### [Set of tasks]
[a] Translate this sentence from the Adobe Flex text into Spanish: "Despite what you may have heard or read - Adobe's position on discontinuing Flash Player plugin development work for mobile phones - about the alleged demise of Flash - Flex runs on the web, and the Flash Player plugin for the web is still very much alive."
[b] Carry on the Adobe Flex text from its final sentence, keeping its voice and subject.

:: Text block

With all the hype of the latest buzzword, HTML5, and its evolving, under development nature (at least in the foreseeable future), leveraging Adobe Flex to front certain types of web applications is still a quite capable technology. With its ability to build complex RIA's (rich internet applications) that can use frameworks, a myriad of powerful ActionScript 3 (AS3) libraries, and the tag-based MXML (and AS3 in-line scripting), and that you can connect your end users to their important data in a multitude of ways - connecting with a server-side infrastructure (via ColdFusion, PHP, .NET are examples) and reading from a database, reading an XML file, reading from a web service, or creating a socket connection - Flex is all that and a bag of chips. Despite what you may have heard or read - Adobe's position on discontinuing Flash Player plugin development work for mobile phones - about the alleged demise of Flash - Flex runs on the web, and the Flash Player plugin for the web is still very much alive.

::::
:: Given information

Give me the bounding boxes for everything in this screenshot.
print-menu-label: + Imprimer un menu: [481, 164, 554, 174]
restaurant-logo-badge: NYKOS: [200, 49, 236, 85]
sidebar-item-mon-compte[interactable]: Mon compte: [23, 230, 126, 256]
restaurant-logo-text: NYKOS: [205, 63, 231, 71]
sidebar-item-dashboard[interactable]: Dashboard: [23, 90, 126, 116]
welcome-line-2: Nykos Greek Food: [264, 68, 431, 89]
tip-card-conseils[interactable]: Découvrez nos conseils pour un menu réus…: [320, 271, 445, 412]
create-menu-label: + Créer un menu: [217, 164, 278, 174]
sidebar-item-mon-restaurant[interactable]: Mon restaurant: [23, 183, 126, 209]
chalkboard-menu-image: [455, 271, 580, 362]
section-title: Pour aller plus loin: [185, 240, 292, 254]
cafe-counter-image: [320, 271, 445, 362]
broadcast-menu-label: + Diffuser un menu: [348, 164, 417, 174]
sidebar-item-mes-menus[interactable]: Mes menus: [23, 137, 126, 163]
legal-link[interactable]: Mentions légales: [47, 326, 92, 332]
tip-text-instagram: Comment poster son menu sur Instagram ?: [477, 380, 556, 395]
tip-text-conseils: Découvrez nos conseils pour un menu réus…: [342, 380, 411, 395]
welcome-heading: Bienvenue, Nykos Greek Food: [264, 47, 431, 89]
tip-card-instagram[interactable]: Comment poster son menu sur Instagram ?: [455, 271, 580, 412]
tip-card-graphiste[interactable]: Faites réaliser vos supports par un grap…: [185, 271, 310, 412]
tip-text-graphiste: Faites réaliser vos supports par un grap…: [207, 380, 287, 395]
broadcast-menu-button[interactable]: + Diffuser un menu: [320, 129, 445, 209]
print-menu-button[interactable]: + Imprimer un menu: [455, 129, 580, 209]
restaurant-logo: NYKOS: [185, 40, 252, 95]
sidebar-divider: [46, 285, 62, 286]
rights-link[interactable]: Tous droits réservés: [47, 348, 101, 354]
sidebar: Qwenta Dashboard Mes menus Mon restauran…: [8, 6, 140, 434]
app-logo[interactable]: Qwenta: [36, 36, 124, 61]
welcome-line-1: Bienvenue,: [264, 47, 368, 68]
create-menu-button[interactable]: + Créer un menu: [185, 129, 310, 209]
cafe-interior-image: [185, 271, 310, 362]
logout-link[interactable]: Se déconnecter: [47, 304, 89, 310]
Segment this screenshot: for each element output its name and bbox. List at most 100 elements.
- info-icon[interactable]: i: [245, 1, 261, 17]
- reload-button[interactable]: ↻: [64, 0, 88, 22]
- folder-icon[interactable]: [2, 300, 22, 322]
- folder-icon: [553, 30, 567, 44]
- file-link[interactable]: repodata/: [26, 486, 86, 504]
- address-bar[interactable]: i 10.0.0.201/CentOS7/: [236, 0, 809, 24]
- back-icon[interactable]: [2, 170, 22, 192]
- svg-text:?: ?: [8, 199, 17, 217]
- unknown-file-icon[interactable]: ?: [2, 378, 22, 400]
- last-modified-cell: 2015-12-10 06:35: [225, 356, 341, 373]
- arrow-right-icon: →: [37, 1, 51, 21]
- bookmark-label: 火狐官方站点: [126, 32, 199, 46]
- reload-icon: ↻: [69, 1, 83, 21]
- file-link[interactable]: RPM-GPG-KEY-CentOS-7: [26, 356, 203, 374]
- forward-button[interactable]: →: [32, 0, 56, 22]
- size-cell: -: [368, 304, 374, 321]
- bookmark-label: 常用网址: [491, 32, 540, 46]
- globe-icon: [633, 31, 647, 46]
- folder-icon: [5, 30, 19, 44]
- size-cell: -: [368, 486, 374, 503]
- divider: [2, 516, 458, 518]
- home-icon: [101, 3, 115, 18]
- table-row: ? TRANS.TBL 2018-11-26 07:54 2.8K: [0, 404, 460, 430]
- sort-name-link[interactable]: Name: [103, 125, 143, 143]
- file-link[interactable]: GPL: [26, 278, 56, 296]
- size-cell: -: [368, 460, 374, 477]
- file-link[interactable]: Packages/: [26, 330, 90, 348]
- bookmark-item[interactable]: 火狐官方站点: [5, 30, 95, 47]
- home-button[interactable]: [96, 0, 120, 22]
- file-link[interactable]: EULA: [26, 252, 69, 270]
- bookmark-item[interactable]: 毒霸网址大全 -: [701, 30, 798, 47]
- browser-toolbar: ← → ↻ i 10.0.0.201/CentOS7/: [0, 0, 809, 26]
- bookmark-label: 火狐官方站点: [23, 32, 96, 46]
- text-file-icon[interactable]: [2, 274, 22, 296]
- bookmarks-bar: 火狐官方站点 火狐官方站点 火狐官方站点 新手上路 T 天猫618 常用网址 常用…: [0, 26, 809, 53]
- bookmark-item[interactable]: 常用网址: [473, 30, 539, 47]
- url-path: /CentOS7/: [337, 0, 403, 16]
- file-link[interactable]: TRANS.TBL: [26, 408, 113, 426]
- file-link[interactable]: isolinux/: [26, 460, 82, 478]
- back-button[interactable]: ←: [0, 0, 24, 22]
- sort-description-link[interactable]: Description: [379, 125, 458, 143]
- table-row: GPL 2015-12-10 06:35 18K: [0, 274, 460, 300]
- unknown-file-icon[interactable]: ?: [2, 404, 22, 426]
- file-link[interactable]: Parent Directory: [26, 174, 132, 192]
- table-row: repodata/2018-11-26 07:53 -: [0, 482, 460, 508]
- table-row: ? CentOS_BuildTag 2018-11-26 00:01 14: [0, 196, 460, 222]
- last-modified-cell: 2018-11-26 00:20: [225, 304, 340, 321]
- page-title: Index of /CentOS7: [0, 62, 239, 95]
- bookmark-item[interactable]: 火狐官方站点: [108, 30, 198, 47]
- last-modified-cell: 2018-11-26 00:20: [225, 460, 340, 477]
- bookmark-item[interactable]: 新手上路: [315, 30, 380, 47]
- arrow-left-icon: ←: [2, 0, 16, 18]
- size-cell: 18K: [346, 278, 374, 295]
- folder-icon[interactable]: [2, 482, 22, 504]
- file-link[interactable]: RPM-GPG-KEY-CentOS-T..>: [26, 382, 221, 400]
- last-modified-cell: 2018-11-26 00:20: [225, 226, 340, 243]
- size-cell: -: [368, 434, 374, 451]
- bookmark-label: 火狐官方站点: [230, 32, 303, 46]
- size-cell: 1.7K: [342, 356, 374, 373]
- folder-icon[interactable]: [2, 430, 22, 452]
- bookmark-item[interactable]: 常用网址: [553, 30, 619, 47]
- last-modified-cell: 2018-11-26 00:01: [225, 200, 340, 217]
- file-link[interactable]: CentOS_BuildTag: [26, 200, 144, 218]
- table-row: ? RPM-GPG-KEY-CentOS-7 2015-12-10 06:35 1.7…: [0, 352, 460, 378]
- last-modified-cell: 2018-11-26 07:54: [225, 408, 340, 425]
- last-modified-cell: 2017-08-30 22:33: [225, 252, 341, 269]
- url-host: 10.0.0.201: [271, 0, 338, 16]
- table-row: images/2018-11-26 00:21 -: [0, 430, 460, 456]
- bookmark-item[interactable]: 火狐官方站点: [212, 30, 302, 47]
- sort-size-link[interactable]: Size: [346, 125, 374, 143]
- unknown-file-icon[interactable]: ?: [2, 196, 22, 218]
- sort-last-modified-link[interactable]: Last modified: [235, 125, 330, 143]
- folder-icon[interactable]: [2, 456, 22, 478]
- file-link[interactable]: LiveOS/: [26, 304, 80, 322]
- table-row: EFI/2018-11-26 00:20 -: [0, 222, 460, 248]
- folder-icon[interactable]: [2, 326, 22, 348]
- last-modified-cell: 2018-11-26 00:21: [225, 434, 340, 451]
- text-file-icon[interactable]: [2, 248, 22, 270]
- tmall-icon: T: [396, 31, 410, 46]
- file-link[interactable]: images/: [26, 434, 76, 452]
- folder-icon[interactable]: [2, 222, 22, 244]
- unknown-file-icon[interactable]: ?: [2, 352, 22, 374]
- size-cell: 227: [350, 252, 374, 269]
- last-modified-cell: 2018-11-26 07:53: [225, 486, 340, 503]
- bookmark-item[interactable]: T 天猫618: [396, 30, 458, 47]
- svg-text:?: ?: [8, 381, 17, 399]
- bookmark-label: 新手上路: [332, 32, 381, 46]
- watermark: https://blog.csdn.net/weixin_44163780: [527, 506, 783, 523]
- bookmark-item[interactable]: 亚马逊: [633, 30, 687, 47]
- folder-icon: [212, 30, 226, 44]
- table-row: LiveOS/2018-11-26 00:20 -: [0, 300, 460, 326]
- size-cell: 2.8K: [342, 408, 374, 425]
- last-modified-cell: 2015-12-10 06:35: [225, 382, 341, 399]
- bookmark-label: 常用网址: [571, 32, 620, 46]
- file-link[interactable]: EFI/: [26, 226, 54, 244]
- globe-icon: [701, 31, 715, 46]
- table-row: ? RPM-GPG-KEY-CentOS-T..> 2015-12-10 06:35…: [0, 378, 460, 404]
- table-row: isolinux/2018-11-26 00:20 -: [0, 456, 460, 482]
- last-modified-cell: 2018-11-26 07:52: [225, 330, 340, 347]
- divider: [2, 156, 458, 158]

::::

### [Activity answers]
[a] A pesar de lo que hayas oído o leído —la postura de Adobe de suspender el desarrollo del complemento Flash Player para teléfonos móviles— sobre la supuesta desaparición de Flash, Flex funciona en la web, y el complemento Flash Player para la web sigue muy vivo.

[b]
|
The Flex SDK was already open source before the "Flash Player plugin announcement", and whether Adobe employees or you and I continue to improve the SDK, how is that different from many other open source efforts (e.g. Apache HTTP Server Project)? Did the Apache HTTP Server go away because it's open source? If you're a fan of Flex, we need to demonstrate its capabilities to our clients, continue its evolution, and try to stop fueling the crap shoot of HTML5 as an alleged Flex replacement. HTML5, as it is today, is another bout of browser wars. This browser supports Server Sent Events; this one does not - do we really want to revive the wars again?